OBJECTIVE:
Count the lines below that include the word "JSON" and write that number alone.

INPUT ROWS:

┏━━

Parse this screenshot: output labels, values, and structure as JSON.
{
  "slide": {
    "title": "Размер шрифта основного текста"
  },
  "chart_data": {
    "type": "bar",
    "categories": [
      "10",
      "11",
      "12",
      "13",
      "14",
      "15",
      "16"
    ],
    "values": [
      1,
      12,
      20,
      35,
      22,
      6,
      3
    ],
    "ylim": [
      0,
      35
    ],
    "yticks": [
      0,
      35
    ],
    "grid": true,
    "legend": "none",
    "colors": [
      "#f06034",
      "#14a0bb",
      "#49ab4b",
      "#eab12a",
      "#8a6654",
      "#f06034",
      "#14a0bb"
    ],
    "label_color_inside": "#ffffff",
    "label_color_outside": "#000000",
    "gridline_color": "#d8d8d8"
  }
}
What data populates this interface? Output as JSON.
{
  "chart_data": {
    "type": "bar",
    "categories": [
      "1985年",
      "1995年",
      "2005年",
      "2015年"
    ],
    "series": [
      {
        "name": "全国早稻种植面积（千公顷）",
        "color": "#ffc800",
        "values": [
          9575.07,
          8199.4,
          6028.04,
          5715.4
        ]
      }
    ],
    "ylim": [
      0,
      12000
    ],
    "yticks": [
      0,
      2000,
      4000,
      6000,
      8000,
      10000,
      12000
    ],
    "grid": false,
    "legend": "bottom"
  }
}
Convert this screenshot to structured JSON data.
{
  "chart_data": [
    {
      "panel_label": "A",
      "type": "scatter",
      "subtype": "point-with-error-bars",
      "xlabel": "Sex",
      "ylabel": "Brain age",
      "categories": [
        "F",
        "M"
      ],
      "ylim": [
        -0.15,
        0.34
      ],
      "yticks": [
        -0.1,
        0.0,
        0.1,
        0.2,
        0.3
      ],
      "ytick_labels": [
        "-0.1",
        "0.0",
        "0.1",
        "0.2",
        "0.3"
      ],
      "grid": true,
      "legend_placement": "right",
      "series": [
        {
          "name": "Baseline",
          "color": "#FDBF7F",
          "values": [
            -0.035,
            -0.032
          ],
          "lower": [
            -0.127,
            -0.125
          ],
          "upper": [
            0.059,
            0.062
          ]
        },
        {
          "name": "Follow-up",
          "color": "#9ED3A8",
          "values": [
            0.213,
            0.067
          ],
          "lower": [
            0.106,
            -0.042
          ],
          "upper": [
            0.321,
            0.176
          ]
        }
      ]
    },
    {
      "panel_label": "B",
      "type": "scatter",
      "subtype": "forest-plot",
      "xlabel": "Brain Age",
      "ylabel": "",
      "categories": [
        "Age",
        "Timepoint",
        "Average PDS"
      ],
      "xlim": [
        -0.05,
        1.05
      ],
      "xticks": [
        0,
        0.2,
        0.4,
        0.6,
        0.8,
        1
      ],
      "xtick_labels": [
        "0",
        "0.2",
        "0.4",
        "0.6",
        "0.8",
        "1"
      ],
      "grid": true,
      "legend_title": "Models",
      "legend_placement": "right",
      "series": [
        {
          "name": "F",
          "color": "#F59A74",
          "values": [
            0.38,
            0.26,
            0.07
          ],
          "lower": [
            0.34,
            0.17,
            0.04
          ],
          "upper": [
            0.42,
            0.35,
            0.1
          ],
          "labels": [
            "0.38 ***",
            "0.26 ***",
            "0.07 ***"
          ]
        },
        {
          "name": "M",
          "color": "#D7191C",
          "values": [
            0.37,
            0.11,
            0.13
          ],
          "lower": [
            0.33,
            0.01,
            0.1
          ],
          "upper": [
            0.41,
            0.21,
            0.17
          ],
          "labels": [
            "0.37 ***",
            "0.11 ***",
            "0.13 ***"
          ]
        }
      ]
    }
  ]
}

┗━━

SOLVED PROBLEM:
3